Description of the task: Copy every line from the material below that holds "performances".

##### Data rows #####

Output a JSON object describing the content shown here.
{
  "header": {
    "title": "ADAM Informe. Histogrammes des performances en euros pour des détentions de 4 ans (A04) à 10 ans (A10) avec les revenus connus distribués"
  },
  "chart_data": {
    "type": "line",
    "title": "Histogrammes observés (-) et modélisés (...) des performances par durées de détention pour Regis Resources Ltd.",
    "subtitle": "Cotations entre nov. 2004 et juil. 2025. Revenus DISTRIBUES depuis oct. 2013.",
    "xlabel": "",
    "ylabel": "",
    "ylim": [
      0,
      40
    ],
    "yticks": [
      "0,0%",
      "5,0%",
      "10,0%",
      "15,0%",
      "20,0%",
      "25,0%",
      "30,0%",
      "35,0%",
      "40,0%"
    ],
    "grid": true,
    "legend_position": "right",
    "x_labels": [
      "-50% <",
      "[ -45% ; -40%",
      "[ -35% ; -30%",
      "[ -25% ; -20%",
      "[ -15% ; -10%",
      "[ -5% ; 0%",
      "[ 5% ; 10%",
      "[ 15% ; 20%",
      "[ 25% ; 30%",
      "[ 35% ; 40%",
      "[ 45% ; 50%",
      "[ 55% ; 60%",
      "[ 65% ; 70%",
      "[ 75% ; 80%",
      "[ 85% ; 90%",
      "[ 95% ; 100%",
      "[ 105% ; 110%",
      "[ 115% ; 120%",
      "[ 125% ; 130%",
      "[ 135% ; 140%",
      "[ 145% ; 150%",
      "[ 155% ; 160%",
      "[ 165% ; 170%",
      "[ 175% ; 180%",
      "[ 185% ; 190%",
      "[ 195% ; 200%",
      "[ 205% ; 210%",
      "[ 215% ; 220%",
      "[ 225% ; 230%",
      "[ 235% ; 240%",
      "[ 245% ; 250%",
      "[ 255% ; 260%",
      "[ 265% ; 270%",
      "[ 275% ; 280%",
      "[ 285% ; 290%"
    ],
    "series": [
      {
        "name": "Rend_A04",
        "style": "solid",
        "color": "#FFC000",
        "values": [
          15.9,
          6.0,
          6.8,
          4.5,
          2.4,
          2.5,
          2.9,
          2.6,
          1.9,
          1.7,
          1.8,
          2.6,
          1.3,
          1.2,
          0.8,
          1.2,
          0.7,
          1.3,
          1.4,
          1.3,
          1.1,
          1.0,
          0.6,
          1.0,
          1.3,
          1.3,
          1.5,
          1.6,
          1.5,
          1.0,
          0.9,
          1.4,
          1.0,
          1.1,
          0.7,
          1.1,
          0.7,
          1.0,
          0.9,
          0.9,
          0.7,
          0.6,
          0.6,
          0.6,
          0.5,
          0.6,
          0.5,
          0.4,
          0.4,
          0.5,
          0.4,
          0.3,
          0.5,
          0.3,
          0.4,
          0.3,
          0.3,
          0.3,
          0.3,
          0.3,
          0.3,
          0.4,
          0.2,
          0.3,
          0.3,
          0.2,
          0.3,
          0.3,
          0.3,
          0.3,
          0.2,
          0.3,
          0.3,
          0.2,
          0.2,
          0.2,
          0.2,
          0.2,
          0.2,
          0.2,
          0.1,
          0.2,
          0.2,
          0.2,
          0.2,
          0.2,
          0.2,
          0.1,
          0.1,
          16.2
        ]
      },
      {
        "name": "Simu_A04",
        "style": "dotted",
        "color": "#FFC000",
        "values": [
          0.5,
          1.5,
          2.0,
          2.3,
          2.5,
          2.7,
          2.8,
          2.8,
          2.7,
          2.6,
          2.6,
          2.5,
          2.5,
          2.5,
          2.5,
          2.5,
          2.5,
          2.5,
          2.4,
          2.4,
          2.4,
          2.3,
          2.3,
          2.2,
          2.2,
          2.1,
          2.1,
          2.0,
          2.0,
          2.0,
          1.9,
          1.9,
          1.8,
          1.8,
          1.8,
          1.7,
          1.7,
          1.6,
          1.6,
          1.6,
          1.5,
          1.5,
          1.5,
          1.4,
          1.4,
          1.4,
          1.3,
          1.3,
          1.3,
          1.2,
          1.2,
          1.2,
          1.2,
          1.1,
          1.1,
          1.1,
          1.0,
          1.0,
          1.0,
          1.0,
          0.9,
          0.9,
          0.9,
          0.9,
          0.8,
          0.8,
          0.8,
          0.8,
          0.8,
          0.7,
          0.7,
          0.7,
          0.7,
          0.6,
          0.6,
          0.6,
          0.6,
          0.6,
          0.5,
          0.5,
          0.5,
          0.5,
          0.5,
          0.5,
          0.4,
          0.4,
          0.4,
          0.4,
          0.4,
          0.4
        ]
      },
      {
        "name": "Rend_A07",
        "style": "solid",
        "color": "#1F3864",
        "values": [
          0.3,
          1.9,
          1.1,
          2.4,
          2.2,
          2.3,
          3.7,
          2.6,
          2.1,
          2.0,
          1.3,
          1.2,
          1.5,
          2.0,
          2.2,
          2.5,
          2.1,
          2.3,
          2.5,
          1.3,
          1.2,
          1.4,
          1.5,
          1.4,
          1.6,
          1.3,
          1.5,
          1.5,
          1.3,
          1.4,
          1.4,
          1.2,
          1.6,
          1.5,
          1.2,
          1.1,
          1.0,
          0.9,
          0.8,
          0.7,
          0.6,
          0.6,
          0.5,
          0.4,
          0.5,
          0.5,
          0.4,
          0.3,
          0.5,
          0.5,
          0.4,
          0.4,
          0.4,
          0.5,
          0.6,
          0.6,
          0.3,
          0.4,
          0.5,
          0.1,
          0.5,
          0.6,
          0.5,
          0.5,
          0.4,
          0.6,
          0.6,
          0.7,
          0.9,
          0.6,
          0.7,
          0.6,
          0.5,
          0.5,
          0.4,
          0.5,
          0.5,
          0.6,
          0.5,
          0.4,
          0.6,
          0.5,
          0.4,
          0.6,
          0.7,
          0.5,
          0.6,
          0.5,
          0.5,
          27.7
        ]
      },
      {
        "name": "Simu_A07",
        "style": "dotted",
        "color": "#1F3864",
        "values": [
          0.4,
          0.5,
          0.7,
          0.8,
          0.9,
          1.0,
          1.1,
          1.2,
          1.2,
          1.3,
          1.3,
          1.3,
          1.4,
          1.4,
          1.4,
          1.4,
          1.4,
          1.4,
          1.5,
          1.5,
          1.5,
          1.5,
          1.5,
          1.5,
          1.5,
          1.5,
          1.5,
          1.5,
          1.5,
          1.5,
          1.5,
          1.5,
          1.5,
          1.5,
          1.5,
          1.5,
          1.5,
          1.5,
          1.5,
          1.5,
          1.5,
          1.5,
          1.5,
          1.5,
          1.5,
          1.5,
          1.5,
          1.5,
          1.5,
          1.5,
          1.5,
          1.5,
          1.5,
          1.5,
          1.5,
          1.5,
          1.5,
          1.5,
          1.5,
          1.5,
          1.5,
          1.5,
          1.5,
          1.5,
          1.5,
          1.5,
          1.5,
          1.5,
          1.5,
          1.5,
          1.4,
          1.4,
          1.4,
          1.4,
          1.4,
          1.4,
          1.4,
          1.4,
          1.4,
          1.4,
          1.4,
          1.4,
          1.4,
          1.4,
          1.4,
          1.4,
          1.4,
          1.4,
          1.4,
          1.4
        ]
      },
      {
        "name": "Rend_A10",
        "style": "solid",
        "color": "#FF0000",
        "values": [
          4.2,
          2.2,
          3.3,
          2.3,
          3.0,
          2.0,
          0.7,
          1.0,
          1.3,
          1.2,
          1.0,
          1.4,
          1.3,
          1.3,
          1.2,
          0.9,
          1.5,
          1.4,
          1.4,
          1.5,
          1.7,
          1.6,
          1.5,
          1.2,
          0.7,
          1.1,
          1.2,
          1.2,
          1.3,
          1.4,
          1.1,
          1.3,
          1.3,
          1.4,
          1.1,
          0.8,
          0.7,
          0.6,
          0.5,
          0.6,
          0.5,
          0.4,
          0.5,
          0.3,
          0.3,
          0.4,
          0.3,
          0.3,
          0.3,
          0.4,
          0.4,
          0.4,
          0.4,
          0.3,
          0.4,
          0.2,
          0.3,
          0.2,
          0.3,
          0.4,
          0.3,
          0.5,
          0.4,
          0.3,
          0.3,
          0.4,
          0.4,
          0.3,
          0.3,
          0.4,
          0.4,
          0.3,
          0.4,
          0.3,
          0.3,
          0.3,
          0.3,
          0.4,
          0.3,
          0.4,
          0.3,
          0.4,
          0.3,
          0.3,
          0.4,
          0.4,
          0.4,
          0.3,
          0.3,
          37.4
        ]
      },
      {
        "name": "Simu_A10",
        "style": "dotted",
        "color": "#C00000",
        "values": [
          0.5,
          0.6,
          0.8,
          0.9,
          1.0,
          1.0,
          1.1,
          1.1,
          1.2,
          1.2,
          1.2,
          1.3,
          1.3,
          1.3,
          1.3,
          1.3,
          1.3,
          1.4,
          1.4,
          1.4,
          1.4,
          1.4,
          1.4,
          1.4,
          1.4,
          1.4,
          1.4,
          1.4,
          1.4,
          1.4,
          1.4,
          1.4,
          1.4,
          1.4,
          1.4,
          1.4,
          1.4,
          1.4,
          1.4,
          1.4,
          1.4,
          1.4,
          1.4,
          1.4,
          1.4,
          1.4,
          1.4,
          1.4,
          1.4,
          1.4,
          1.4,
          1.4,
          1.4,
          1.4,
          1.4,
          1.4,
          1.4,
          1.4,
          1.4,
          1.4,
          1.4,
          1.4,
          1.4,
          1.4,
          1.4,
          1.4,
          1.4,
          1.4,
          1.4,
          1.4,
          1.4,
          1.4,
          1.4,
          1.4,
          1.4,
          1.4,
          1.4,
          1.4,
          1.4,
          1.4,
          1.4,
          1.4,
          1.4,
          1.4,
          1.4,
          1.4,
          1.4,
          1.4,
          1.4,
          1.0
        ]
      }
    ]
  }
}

#####

Final result:
    "title": "ADAM Informe. Histogrammes des performances en euros pour des détentions de 4 ans (A04) à 10 ans (A10) avec les revenus connus distribués"
    "title": "Histogrammes observés (-) et modélisés (...) des performances par durées de détention pour Regis Resources Ltd.",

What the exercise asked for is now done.